• **Problem to work on**: Find the number of lines containing the string "组织合法权益的数据" in the data. Answer with the number by itself.

──────── The data ────────

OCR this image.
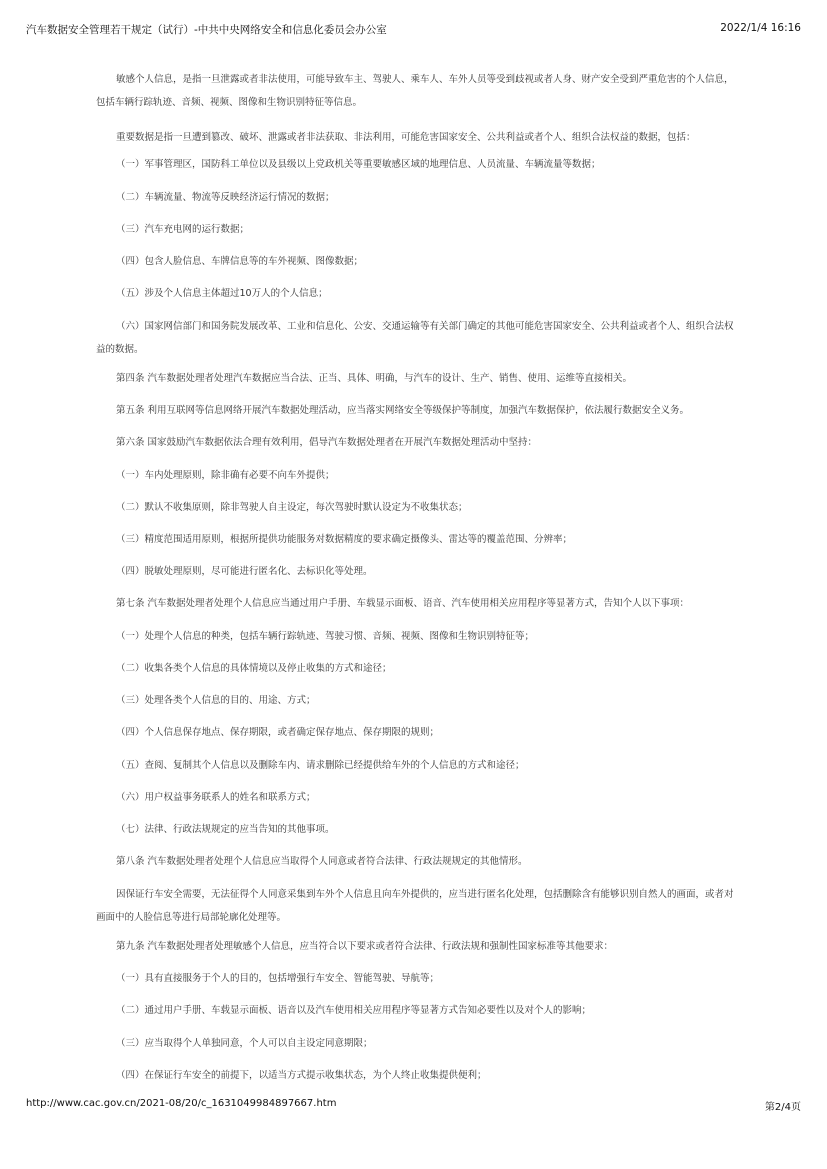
汽车数据安全管理若干规定（试行）-中共中央网络安全和信息化委员会办公室	2022/1/4 16:16

敏感个人信息，是指一旦泄露或者非法使用，可能导致车主、驾驶人、乘车人、车外人员等受到歧视或者人身、财产安全受到严重危害的个人信息，包括车辆行踪轨迹、音频、视频、图像和生物识别特征等信息。

重要数据是指一旦遭到篡改、破坏、泄露或者非法获取、非法利用，可能危害国家安全、公共利益或者个人、组织合法权益的数据，包括：

（一）军事管理区，国防科工单位以及县级以上党政机关等重要敏感区域的地理信息、人员流量、车辆流量等数据；

（二）车辆流量、物流等反映经济运行情况的数据；

（三）汽车充电网的运行数据；

（四）包含人脸信息、车牌信息等的车外视频、图像数据；

（五）涉及个人信息主体超过10万人的个人信息；

（六）国家网信部门和国务院发展改革、工业和信息化、公安、交通运输等有关部门确定的其他可能危害国家安全、公共利益或者个人、组织合法权益的数据。

第四条 汽车数据处理者处理汽车数据应当合法、正当、具体、明确，与汽车的设计、生产、销售、使用、运维等直接相关。

第五条 利用互联网等信息网络开展汽车数据处理活动，应当落实网络安全等级保护等制度，加强汽车数据保护，依法履行数据安全义务。

第六条 国家鼓励汽车数据依法合理有效利用，倡导汽车数据处理者在开展汽车数据处理活动中坚持：

（一）车内处理原则，除非确有必要不向车外提供；

（二）默认不收集原则，除非驾驶人自主设定，每次驾驶时默认设定为不收集状态；

（三）精度范围适用原则，根据所提供功能服务对数据精度的要求确定摄像头、雷达等的覆盖范围、分辨率；

（四）脱敏处理原则，尽可能进行匿名化、去标识化等处理。

第七条 汽车数据处理者处理个人信息应当通过用户手册、车载显示面板、语音、汽车使用相关应用程序等显著方式，告知个人以下事项：

（一）处理个人信息的种类，包括车辆行踪轨迹、驾驶习惯、音频、视频、图像和生物识别特征等；

（二）收集各类个人信息的具体情境以及停止收集的方式和途径；

（三）处理各类个人信息的目的、用途、方式；

（四）个人信息保存地点、保存期限，或者确定保存地点、保存期限的规则；

（五）查阅、复制其个人信息以及删除车内、请求删除已经提供给车外的个人信息的方式和途径；

（六）用户权益事务联系人的姓名和联系方式；

（七）法律、行政法规规定的应当告知的其他事项。

第八条 汽车数据处理者处理个人信息应当取得个人同意或者符合法律、行政法规规定的其他情形。

因保证行车安全需要，无法征得个人同意采集到车外个人信息且向车外提供的，应当进行匿名化处理，包括删除含有能够识别自然人的画面，或者对画面中的人脸信息等进行局部轮廓化处理等。

第九条 汽车数据处理者处理敏感个人信息，应当符合以下要求或者符合法律、行政法规和强制性国家标准等其他要求：

（一）具有直接服务于个人的目的，包括增强行车安全、智能驾驶、导航等；

（二）通过用户手册、车载显示面板、语音以及汽车使用相关应用程序等显著方式告知必要性以及对个人的影响；

（三）应当取得个人单独同意，个人可以自主设定同意期限；

（四）在保证行车安全的前提下，以适当方式提示收集状态，为个人终止收集提供便利；

http://www.cac.gov.cn/2021-08/20/c_1631049984897667.htm	第2/4页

────────

• **Solution to the exercise**: 2